Set down, in full, every record in the block.
------------------------------
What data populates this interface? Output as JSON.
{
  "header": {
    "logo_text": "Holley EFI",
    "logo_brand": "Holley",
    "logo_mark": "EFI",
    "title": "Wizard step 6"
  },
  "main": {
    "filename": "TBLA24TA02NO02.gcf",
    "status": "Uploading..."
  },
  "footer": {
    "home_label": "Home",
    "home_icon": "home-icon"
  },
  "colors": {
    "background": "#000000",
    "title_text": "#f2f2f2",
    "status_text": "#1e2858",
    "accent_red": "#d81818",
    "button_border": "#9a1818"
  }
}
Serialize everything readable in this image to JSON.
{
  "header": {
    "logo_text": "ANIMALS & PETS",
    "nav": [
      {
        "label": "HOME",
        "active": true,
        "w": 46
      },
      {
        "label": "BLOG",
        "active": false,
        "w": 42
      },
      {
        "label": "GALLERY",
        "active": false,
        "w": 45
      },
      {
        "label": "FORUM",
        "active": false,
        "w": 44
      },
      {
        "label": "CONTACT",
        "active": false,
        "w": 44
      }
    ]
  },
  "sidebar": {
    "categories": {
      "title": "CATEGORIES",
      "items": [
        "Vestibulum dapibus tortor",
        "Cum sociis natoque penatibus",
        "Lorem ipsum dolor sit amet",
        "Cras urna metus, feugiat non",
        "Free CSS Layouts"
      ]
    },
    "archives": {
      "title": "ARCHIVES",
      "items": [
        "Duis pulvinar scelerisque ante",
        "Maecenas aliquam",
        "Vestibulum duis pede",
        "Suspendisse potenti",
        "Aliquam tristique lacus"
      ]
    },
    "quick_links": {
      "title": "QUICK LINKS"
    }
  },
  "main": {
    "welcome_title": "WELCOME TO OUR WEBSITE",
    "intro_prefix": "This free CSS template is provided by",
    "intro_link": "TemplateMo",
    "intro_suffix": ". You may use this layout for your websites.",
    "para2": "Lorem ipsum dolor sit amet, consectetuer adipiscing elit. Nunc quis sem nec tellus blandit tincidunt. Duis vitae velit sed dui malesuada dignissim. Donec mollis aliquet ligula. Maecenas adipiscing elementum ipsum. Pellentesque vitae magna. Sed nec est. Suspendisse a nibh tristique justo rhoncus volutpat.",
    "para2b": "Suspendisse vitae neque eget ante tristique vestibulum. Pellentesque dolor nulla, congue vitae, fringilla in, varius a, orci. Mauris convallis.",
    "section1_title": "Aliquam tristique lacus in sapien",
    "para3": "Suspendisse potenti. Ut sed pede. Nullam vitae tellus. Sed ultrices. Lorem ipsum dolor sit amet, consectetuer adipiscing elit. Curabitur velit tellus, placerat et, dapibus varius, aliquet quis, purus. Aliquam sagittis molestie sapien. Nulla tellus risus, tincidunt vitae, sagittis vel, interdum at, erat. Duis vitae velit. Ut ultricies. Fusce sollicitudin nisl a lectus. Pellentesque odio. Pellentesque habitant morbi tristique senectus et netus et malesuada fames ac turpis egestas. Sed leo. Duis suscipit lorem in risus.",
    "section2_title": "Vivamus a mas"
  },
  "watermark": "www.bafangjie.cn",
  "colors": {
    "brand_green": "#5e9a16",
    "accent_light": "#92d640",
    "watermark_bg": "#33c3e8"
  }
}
------------------------------
## Output for this task
What data populates this interface? Output as JSON.
{
  "header": {
    "logo_text": "Holley EFI",
    "logo_brand": "Holley",
    "logo_mark": "EFI",
    "title": "Wizard step 6"
  },
  "main": {
    "filename": "TBLA24TA02NO02.gcf",
    "status": "Uploading..."
  },
  "footer": {
    "home_label": "Home",
    "home_icon": "home-icon"
  },
  "colors": {
    "background": "#000000",
    "title_text": "#f2f2f2",
    "status_text": "#1e2858",
    "accent_red": "#d81818",
    "button_border": "#9a1818"
  }
}
Serialize everything readable in this image to JSON.
{
  "header": {
    "logo_text": "ANIMALS & PETS",
    "nav": [
      {
        "label": "HOME",
        "active": true,
        "w": 46
      },
      {
        "label": "BLOG",
        "active": false,
        "w": 42
      },
      {
        "label": "GALLERY",
        "active": false,
        "w": 45
      },
      {
        "label": "FORUM",
        "active": false,
        "w": 44
      },
      {
        "label": "CONTACT",
        "active": false,
        "w": 44
      }
    ]
  },
  "sidebar": {
    "categories": {
      "title": "CATEGORIES",
      "items": [
        "Vestibulum dapibus tortor",
        "Cum sociis natoque penatibus",
        "Lorem ipsum dolor sit amet",
        "Cras urna metus, feugiat non",
        "Free CSS Layouts"
      ]
    },
    "archives": {
      "title": "ARCHIVES",
      "items": [
        "Duis pulvinar scelerisque ante",
        "Maecenas aliquam",
        "Vestibulum duis pede",
        "Suspendisse potenti",
        "Aliquam tristique lacus"
      ]
    },
    "quick_links": {
      "title": "QUICK LINKS"
    }
  },
  "main": {
    "welcome_title": "WELCOME TO OUR WEBSITE",
    "intro_prefix": "This free CSS template is provided by",
    "intro_link": "TemplateMo",
    "intro_suffix": ". You may use this layout for your websites.",
    "para2": "Lorem ipsum dolor sit amet, consectetuer adipiscing elit. Nunc quis sem nec tellus blandit tincidunt. Duis vitae velit sed dui malesuada dignissim. Donec mollis aliquet ligula. Maecenas adipiscing elementum ipsum. Pellentesque vitae magna. Sed nec est. Suspendisse a nibh tristique justo rhoncus volutpat.",
    "para2b": "Suspendisse vitae neque eget ante tristique vestibulum. Pellentesque dolor nulla, congue vitae, fringilla in, varius a, orci. Mauris convallis.",
    "section1_title": "Aliquam tristique lacus in sapien",
    "para3": "Suspendisse potenti. Ut sed pede. Nullam vitae tellus. Sed ultrices. Lorem ipsum dolor sit amet, consectetuer adipiscing elit. Curabitur velit tellus, placerat et, dapibus varius, aliquet quis, purus. Aliquam sagittis molestie sapien. Nulla tellus risus, tincidunt vitae, sagittis vel, interdum at, erat. Duis vitae velit. Ut ultricies. Fusce sollicitudin nisl a lectus. Pellentesque odio. Pellentesque habitant morbi tristique senectus et netus et malesuada fames ac turpis egestas. Sed leo. Duis suscipit lorem in risus.",
    "section2_title": "Vivamus a mas"
  },
  "watermark": "www.bafangjie.cn",
  "colors": {
    "brand_green": "#5e9a16",
    "accent_light": "#92d640",
    "watermark_bg": "#33c3e8"
  }
}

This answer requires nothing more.